== WRITTEN TASK ==
In the entries that follow, find the word "JSON" and report each line it is on.

[Stored entries]
*****
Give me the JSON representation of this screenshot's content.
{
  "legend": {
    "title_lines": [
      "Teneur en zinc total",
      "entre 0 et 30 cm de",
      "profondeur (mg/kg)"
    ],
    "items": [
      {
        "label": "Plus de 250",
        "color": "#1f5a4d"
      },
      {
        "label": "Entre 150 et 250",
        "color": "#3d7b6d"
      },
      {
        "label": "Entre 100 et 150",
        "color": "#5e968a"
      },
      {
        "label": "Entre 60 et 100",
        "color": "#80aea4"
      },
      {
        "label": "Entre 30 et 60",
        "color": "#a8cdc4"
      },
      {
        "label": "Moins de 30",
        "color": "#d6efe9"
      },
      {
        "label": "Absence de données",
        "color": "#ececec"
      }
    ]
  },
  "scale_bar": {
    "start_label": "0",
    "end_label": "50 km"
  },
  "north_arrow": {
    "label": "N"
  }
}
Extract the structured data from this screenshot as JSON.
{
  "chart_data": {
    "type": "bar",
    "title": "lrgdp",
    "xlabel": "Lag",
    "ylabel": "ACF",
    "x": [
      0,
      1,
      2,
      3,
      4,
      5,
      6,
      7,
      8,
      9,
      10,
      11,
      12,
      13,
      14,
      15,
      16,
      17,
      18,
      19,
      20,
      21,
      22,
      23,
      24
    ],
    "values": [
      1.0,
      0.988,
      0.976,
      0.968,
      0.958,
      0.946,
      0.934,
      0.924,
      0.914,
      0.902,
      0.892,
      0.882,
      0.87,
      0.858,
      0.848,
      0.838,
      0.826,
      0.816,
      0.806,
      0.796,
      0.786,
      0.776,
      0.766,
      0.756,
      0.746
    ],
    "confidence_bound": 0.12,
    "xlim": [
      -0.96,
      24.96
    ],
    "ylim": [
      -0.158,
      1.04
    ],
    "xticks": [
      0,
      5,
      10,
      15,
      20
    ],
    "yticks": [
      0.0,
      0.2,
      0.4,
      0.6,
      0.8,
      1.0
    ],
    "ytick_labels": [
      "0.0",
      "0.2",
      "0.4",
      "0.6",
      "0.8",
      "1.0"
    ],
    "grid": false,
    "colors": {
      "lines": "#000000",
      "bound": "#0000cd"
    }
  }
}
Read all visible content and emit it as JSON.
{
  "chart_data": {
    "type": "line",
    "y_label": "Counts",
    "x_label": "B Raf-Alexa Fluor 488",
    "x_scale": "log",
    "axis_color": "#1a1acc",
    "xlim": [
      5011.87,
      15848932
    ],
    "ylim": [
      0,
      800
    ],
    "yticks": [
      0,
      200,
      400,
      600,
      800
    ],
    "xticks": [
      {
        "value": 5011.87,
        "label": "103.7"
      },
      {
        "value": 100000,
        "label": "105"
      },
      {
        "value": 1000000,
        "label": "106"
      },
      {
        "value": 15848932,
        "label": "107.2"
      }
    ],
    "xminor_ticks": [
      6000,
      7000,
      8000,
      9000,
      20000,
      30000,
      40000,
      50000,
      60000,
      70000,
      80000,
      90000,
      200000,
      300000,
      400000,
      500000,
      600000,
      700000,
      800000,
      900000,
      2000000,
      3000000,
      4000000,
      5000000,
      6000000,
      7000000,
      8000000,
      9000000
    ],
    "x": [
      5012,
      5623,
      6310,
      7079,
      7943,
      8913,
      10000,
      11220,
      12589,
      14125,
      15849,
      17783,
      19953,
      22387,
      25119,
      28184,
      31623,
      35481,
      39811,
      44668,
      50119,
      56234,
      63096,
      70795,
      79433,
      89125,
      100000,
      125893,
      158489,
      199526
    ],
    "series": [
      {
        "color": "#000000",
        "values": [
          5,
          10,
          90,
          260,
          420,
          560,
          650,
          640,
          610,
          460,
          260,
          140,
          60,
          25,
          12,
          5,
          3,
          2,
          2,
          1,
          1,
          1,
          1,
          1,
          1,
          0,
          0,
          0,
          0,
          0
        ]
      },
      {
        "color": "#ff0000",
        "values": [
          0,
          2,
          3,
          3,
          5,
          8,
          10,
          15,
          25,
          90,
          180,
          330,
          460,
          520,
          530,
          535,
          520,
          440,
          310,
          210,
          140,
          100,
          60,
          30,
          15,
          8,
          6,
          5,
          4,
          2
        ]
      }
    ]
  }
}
*****
== OUTPUT OF THE TASK ==
Give me the JSON representation of this screenshot's content.
Extract the structured data from this screenshot as JSON.
Read all visible content and emit it as JSON.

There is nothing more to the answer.